* _Work instructions_
Return all lines from the listing below in which the string "zwischen" occurs.

(Stored records)
━━━━━━━━━━
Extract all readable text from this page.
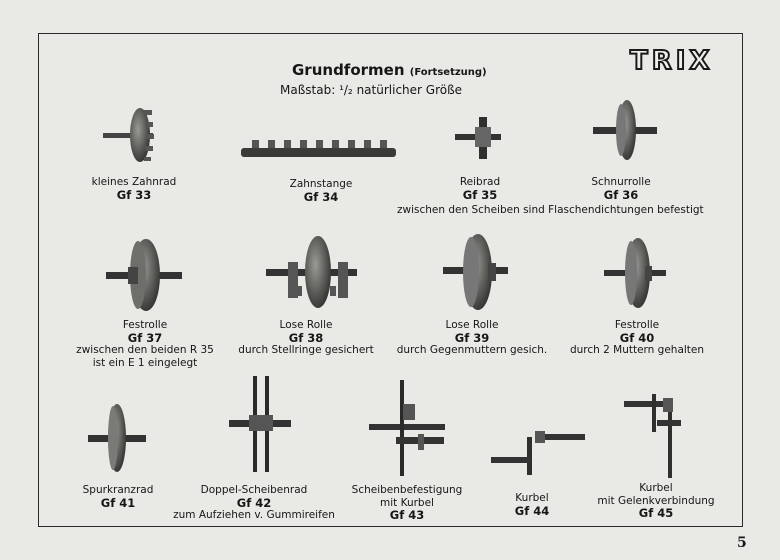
TRIX
Grundformen (Fortsetzung)
Maßstab: ¹/₂ natürlicher Größe
kleines Zahnrad
Gf 33
Zahnstange
Gf 34
Reibrad
Gf 35
Schnurrolle
Gf 36
zwischen den Scheiben sind Flaschendichtungen befestigt
Festrolle
Gf 37
zwischen den beiden R 35
ist ein E 1 eingelegt
Lose Rolle
Gf 38
durch Stellringe gesichert
Lose Rolle
Gf 39
durch Gegenmuttern gesich.
Festrolle
Gf 40
durch 2 Muttern gehalten
Spurkranzrad
Gf 41
Doppel-Scheibenrad
Gf 42
zum Aufziehen v. Gummireifen
Scheibenbefestigung
mit Kurbel
Gf 43
Kurbel
Gf 44
Kurbel
mit Gelenkverbindung
Gf 45
5
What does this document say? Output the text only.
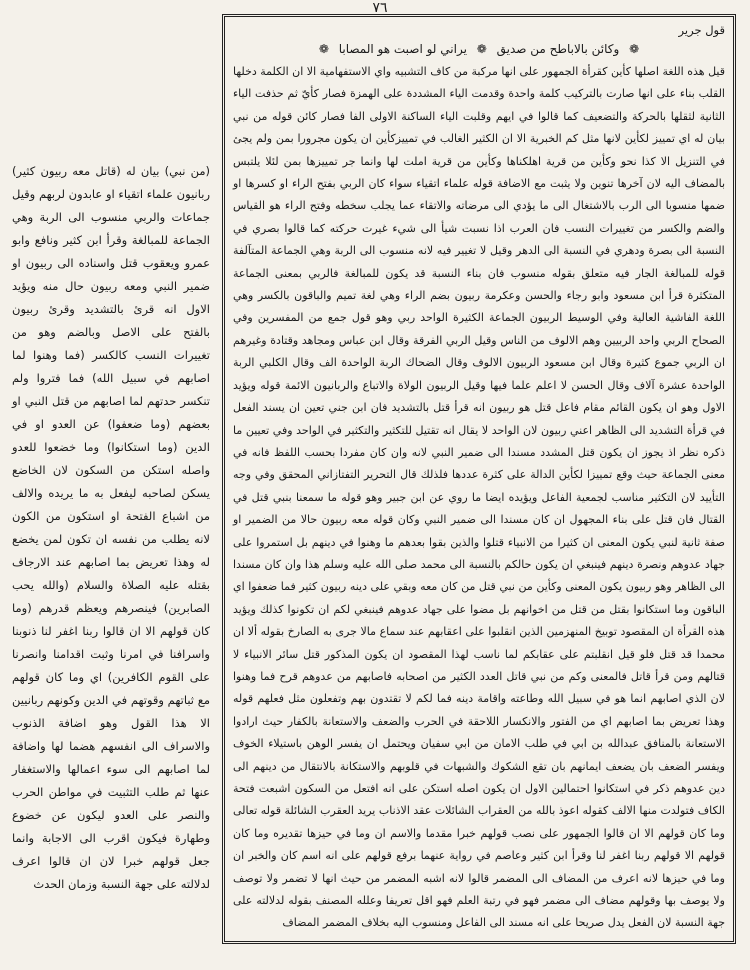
٧٦
(من نبي) بيان له (قاتل معه ربيون كثير) ربانيون علماء اتقياء او عابدون لربهم وقيل جماعات والربي منسوب الى الربة وهي الجماعة للمبالغة وقرأ ابن كثير ونافع وابو عمرو ويعقوب قتل واسناده الى ربيون او ضمير النبي ومعه ربيون حال منه ويؤيد الاول انه قرئ بالتشديد وقرئ ربيون بالفتح على الاصل وبالضم وهو من تغييرات النسب كالكسر (فما وهنوا لما اصابهم في سبيل الله) فما فتروا ولم تنكسر حدتهم لما اصابهم من قتل النبي او بعضهم (وما ضعفوا) عن العدو او في الدين (وما استكانوا) وما خضعوا للعدو واصله استكن من السكون لان الخاضع يسكن لصاحبه ليفعل به ما يريده والالف من اشباع الفتحة او استكون من الكون لانه يطلب من نفسه ان تكون لمن يخضع له وهذا تعريض بما اصابهم عند الارجاف بقتله عليه الصلاة والسلام (والله يحب الصابرين) فينصرهم ويعظم قدرهم (وما كان قولهم الا ان قالوا ربنا اغفر لنا ذنوبنا واسرافنا في امرنا وثبت اقدامنا وانصرنا على القوم الكافرين) اي وما كان قولهم مع ثباتهم وقوتهم في الدين وكونهم ربانيين الا هذا القول وهو اضافة الذنوب والاسراف الى انفسهم هضما لها واضافة لما اصابهم الى سوء اعمالها والاستغفار عنها ثم طلب التثبيت في مواطن الحرب والنصر على العدو ليكون عن خضوع وطهارة فيكون اقرب الى الاجابة وانما جعل قولهم خبرا لان ان قالوا اعرف لدلالته على جهة النسبة وزمان الحدث
قول جرير
❁	وكائن بالاباطح من صديق ❁ يراني لو اصبت هو المصابا	❁
قيل هذه اللغة اصلها كأين كقرأة الجمهور على انها مركبة من كاف التشبيه واي الاستفهامية الا ان الكلمة دخلها القلب بناء على انها صارت بالتركيب كلمة واحدة وقدمت الياء المشددة على الهمزة فصار كأيّ ثم حذفت الياء الثانية لثقلها بالحركة والتضعيف كما قالوا في ايهم وقلبت الياء الساكنة الاولى الفا فصار كائن قوله من نبي بيان له اي تمييز لكأين لانها مثل كم الخبرية الا ان الكثير الغالب في تمييزكأين ان يكون مجرورا بمن ولم يجئ في التنزيل الا كذا نحو وكأين من قرية اهلكناها وكأين من قرية املت لها وانما جر تمييزها بمن لئلا يلتبس بالمضاف اليه لان آخرها تنوين ولا يثبت مع الاضافة قوله علماء اتقياء سواء كان الربي بفتح الراء او كسرها او ضمها منسوبا الى الرب بالاشتغال الى ما يؤدي الى مرضاته والاتقاء عما يجلب سخطه وفتح الراء هو القياس والضم والكسر من تغييرات النسب فان العرب اذا نسبت شيأ الى شيء غيرت حركته كما قالوا بصري في النسبة الى بصرة ودهري في النسبة الى الدهر وقيل لا تغيير فيه لانه منسوب الى الربة وهي الجماعة المتآلفة قوله للمبالغة الجار فيه متعلق بقوله منسوب فان بناء النسبة قد يكون للمبالغة فالربي بمعنى الجماعة المتكثرة قرأ ابن مسعود وابو رجاء والحسن وعكرمة ربيون بضم الراء وهي لغة تميم والباقون بالكسر وهي اللغة الفاشية العالية وفي الوسيط الربيون الجماعة الكثيرة الواحد ربي وهو قول جمع من المفسرين وفي الصحاح الربي واحد الربيين وهم الالوف من الناس وقيل الربي الفرقة وقال ابن عباس ومجاهد وقتادة وغيرهم ان الربي جموع كثيرة وقال ابن مسعود الربيون الالوف وقال الضحاك الربة الواحدة الف وقال الكلبي الربة الواحدة عشرة آلاف وقال الحسن لا اعلم علما فيها وقيل الربيون الولاة والاتباع والربانيون الائمة قوله ويؤيد الاول وهو ان يكون القائم مقام فاعل قتل هو ربيون انه قرأ قتل بالتشديد فان ابن جني تعين ان يسند الفعل في قرأة التشديد الى الظاهر اعني ربيون لان الواحد لا يقال انه تقتيل للتكثير والتكثير في الواحد وفي تعيين ما ذكره نظر اذ يجوز ان يكون قتل المشدد مسندا الى ضمير النبي لانه وان كان مفردا بحسب اللفظ فانه في معنى الجماعة حيث وقع تمييزا لكأين الدالة على كثرة عددها فلذلك قال التحرير التفتازاني المحقق وفي وجه التأييد لان التكثير مناسب لجمعية الفاعل ويؤيده ايضا ما روي عن ابن جبير وهو قوله ما سمعنا بنبي قتل في القتال فان قتل على بناء المجهول ان كان مسندا الى ضمير النبي وكان قوله معه ربيون حالا من الضمير او صفة ثانية لنبي يكون المعنى ان كثيرا من الانبياء قتلوا والذين بقوا بعدهم ما وهنوا في دينهم بل استمروا على جهاد عدوهم ونصرة دينهم فينبغي ان يكون حالكم بالنسبة الى محمد صلى الله عليه وسلم هذا وان كان مسندا الى الظاهر وهو ربيون يكون المعنى وكأين من نبي قتل من كان معه وبقي على دينه ربيون كثير فما ضعفوا اي الباقون وما استكانوا بقتل من قتل من اخوانهم بل مضوا على جهاد عدوهم فينبغي لكم ان تكونوا كذلك ويؤيد هذه القرأة ان المقصود توبيخ المنهزمين الذين انقلبوا على اعقابهم عند سماع مالا جرى به الصارخ بقوله ألا ان محمدا قد قتل فلو قيل انقلبتم على عقابكم لما ناسب لهذا المقصود ان يكون المذكور قتل سائر الانبياء لا قتالهم ومن قرأ قاتل فالمعنى وكم من نبي قاتل العدد الكثير من اصحابه فاصابهم من عدوهم قرح فما وهنوا لان الذي اصابهم انما هو في سبيل الله وطاعته واقامة دينه فما لكم لا تقتدون بهم وتفعلون مثل فعلهم قوله وهذا تعريض بما اصابهم اي من الفتور والانكسار اللاحقة في الحرب والضعف والاستعانة بالكفار حيث ارادوا الاستعانة بالمنافق عبدالله بن ابي في طلب الامان من ابي سفيان ويحتمل ان يفسر الوهن باستيلاء الخوف ويفسر الضعف بان يضعف ايمانهم بان تقع الشكوك والشبهات في قلوبهم والاستكانة بالانتقال من دينهم الى دين عدوهم ذكر في استكانوا احتمالين الاول ان يكون اصله استكن على انه افتعل من السكون اشبعت فتحة الكاف فتولدت منها الالف كقوله اعوذ بالله من العقراب الشائلات عقد الاذناب يريد العقرب الشائلة قوله تعالى وما كان قولهم الا ان قالوا الجمهور على نصب قولهم خبرا مقدما والاسم ان وما في حيزها تقديره وما كان قولهم الا قولهم ربنا اغفر لنا وقرأ ابن كثير وعاصم في رواية عنهما برفع قولهم على انه اسم كان والخبر ان وما في حيزها لانه اعرف من المضاف الى المضمر قالوا لانه اشبه المضمر من حيث انها لا تضمر ولا توصف ولا يوصف بها وقولهم مضاف الى مضمر فهو في رتبة العلم فهو اقل تعريفا وعلله المصنف بقوله لدلالته على جهة النسبة لان الفعل يدل صريحا على انه مسند الى الفاعل ومنسوب اليه بخلاف المضمر المضاف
━━━━━━━━━━
* _Answer to this task_
zwischen den Scheiben sind Flaschendichtungen befestigt
zwischen den beiden R 35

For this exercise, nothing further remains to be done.